→ **TAREFA ESCRITA**
Na página, qual é a cidade onde quem narra diz não aguentar mais ficar?

Ai você se pega em uma cidade na borda do Mato Grosso do Sul, uma das que mais crescem no país, no meio à todo o caos da industrialização e você no seu quintal, em um terreno gigantesco, com árvores pra todos os lados e uma casa relativamente pequena no meio disso tudo. Os passarinhos de longe ficam cantando e é aquele marasmo louco. Talvez não faça sentido algum ter abandonado a engenharia pra ir atrás de algo que você nem sabe o que é. Mas é isso que você quer. Uma vida simples e tranquila, mas nunca parada. Eu não aguento mais ficar em Santo André, eu preciso ir pra outro lugar, nomadismo. Não nasci pra ter casa, o lar é o corpo e todas as palavras, você percebe que não precisa de um lugar pra residir quando está residindo em si mesmo.
A calma, a paz, o caos, tudo no mesmo lugar, tudo em um peito só. A saudade da família que é consumida em poucos dias, em uma parede que se levanta com seu avô e seu pai, em uma viagem pra resolver os problemas de um aluguel com sua tia-avó, em um almoço que se faz com sua mãe. Nas tais pequenas coisas das quais eu falei há algum tempo. É nisso que reside o sentido das coisas, é isso que explica a minha vontade de simplesmente viver, a minha falta de ambição a minha vontade de ter uma horta em algum lugar de Minas e no mês seguinte sair de lá pra ir pra São Paulo, abrir uma casa noturna e ser feliz naquilo. A verdade é mais simples de se compreender e mais complexa de se aceitar, não é que eu não saiba o que eu quero, eu quero é tudo, eu quero é mais, eu quero a vida por completo, eu quero viver o que ela tem pra me entregar de bandeja e conquistar o que ela não vai me entregar de maneira alguma.

→ **TRECHOS DAS ENTRADAS**
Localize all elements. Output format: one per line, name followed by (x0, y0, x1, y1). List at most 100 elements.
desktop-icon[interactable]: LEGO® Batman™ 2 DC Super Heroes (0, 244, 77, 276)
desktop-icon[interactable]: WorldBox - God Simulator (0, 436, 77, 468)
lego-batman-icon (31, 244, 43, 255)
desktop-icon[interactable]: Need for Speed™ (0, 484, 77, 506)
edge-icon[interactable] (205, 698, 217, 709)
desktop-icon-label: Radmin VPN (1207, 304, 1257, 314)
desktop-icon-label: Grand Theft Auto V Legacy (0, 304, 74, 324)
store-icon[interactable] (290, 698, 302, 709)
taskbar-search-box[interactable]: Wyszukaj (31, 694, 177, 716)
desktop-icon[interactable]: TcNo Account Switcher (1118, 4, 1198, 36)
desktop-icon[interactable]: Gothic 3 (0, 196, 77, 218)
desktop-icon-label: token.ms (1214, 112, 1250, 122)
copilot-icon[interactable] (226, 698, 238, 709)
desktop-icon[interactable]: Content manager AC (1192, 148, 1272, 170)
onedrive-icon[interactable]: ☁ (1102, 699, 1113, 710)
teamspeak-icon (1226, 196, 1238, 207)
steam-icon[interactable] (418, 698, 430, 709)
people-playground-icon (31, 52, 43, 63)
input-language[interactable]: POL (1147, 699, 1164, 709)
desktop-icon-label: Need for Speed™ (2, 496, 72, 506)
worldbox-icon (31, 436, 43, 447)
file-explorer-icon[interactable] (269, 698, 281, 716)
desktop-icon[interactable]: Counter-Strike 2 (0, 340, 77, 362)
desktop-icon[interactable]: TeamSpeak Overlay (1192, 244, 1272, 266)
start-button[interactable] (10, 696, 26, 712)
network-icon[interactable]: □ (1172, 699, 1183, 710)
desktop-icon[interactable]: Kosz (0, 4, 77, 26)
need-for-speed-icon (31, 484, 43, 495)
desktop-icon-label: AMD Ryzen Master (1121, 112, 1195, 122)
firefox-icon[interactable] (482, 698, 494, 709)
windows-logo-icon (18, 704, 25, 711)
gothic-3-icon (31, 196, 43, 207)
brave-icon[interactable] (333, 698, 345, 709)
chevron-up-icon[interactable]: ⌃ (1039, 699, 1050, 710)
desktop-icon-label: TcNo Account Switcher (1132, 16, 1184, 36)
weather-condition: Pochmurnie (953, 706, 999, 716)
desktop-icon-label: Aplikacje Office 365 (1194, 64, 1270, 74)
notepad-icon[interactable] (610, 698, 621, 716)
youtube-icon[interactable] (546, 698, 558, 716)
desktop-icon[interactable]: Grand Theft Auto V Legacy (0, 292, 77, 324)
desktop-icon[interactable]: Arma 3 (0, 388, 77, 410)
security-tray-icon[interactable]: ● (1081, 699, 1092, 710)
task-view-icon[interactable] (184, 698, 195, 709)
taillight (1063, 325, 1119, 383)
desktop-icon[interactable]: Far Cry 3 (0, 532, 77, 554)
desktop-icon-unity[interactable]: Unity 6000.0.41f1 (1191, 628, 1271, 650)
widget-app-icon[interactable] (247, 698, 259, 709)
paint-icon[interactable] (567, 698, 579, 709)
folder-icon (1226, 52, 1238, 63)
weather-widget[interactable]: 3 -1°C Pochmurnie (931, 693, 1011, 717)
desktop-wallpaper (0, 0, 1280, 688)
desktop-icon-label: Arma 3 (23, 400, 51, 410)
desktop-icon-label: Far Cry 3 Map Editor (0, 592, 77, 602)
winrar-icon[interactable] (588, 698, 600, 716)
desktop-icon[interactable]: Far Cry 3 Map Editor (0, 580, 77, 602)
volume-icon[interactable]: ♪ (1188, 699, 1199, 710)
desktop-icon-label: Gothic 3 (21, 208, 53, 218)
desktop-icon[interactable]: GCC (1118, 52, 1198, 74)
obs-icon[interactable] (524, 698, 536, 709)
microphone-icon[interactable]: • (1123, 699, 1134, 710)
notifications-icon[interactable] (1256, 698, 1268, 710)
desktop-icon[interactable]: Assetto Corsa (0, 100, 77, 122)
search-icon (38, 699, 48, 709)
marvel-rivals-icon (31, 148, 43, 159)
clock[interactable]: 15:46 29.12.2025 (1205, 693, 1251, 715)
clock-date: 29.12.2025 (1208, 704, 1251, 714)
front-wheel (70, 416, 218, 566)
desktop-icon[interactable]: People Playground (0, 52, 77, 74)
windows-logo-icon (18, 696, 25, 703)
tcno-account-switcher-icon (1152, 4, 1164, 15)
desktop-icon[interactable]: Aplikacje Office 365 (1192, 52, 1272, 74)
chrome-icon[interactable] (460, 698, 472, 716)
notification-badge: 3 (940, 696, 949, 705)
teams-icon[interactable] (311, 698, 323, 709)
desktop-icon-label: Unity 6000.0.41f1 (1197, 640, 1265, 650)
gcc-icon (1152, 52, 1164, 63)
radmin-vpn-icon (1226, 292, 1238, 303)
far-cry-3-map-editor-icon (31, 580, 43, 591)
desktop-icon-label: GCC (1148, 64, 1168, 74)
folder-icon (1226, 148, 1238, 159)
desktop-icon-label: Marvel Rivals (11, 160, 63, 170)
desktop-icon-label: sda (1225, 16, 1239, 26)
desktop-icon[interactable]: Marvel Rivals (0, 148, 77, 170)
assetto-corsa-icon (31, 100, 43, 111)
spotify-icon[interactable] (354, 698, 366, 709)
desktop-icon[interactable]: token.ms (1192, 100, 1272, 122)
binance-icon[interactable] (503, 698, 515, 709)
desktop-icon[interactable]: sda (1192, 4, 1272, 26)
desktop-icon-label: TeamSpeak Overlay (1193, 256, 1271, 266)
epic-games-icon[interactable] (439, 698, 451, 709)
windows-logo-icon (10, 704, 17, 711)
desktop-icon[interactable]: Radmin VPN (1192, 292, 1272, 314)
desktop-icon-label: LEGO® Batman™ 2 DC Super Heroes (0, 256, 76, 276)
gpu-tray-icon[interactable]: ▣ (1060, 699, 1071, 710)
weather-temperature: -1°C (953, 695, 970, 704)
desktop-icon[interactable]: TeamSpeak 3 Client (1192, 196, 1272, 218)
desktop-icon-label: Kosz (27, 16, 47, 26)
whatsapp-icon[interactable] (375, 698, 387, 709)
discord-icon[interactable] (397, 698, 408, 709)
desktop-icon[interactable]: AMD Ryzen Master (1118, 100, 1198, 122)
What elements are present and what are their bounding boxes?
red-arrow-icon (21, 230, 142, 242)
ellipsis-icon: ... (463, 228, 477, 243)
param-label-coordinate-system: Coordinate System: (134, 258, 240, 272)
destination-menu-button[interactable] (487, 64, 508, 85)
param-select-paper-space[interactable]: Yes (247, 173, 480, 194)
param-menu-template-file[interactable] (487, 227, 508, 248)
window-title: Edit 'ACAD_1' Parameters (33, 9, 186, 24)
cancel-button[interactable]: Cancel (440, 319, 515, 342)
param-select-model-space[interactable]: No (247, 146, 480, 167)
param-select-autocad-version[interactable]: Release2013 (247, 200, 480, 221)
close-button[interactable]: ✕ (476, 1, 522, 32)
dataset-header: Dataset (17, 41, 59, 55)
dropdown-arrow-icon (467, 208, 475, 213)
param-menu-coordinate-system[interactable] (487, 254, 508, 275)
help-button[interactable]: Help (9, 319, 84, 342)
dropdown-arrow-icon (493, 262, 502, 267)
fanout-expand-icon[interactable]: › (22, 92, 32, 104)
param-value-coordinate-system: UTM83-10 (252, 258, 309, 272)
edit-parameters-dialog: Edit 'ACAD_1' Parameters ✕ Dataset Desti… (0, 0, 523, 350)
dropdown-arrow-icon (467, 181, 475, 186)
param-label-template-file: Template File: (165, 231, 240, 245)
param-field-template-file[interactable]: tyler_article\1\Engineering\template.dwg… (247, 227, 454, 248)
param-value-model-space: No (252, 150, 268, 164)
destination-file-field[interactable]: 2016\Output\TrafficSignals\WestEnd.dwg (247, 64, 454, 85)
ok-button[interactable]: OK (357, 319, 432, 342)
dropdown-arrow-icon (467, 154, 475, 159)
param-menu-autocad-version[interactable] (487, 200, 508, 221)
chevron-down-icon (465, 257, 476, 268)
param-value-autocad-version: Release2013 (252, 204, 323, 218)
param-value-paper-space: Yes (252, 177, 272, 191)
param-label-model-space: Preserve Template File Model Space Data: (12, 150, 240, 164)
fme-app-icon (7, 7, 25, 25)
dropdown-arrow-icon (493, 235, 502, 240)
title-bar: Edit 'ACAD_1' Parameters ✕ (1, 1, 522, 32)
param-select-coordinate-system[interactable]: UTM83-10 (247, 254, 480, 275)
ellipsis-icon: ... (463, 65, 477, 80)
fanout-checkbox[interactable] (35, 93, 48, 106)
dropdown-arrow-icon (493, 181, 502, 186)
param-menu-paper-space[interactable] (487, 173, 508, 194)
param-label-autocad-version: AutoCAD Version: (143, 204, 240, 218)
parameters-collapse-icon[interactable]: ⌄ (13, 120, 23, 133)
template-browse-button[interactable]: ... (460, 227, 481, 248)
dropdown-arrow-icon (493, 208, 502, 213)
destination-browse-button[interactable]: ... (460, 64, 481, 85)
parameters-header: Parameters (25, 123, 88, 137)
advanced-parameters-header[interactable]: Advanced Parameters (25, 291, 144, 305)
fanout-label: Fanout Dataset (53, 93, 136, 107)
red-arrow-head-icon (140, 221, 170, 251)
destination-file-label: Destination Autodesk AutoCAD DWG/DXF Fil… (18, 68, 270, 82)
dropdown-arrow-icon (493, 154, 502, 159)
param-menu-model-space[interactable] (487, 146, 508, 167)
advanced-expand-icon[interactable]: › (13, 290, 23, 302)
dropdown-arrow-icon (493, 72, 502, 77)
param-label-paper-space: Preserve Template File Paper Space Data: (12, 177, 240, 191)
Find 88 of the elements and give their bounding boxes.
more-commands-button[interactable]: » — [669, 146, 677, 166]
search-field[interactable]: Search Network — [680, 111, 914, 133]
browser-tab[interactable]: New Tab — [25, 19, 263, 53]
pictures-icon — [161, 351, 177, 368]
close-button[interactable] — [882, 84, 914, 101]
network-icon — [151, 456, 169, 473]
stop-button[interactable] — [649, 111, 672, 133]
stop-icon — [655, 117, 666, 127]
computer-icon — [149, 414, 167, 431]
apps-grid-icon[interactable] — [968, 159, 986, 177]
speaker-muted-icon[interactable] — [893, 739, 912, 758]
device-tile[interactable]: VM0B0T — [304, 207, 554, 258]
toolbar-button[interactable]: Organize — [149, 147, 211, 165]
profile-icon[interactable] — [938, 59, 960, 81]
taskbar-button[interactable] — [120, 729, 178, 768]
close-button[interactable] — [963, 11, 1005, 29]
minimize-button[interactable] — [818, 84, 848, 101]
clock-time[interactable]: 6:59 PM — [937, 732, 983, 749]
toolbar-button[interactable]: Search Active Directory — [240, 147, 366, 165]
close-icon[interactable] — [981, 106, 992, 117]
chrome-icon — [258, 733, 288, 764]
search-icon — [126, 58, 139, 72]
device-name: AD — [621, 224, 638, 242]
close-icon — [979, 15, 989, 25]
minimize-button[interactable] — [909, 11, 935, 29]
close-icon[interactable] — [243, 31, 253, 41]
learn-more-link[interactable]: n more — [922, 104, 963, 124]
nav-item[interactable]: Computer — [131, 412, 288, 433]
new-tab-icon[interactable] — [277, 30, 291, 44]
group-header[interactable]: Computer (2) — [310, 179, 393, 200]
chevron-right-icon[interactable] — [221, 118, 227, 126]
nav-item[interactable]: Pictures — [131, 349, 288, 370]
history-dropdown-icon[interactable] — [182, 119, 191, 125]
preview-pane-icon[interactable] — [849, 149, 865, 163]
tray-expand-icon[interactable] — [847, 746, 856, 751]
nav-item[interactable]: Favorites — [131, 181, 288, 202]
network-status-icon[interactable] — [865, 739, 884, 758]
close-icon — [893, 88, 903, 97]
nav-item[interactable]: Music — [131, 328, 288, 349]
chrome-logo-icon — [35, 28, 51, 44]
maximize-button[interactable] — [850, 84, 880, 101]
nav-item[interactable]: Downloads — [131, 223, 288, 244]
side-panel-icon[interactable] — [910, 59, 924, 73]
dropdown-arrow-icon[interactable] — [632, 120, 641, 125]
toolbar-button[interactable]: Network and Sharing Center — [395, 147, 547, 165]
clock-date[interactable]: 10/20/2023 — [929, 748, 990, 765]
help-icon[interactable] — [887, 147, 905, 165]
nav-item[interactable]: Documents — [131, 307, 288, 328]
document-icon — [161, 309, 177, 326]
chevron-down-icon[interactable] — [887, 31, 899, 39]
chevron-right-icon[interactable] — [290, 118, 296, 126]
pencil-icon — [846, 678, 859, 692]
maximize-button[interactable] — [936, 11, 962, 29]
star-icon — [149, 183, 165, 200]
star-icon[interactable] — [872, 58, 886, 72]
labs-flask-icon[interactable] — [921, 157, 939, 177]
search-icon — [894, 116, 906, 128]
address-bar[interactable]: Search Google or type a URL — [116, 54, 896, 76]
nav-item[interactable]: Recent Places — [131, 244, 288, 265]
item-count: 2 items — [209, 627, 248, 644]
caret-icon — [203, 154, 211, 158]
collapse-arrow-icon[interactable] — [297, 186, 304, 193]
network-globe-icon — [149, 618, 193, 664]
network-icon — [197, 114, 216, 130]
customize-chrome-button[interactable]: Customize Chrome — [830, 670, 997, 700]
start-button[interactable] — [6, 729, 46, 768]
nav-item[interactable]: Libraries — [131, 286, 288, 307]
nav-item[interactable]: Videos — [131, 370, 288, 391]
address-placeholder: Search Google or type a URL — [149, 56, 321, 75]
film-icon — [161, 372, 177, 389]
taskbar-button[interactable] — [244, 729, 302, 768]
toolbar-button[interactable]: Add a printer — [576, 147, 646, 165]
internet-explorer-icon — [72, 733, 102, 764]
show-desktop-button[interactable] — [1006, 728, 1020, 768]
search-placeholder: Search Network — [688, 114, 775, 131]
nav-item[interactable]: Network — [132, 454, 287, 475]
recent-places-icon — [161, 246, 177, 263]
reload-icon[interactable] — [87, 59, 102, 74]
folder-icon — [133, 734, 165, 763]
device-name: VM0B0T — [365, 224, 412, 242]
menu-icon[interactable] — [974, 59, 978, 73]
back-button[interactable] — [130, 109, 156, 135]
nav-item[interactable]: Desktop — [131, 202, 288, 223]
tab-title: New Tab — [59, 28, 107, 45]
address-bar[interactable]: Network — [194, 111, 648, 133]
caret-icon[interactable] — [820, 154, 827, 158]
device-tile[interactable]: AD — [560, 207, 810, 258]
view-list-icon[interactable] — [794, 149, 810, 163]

→ **RESPOSTA À TAREFA**
Santo André.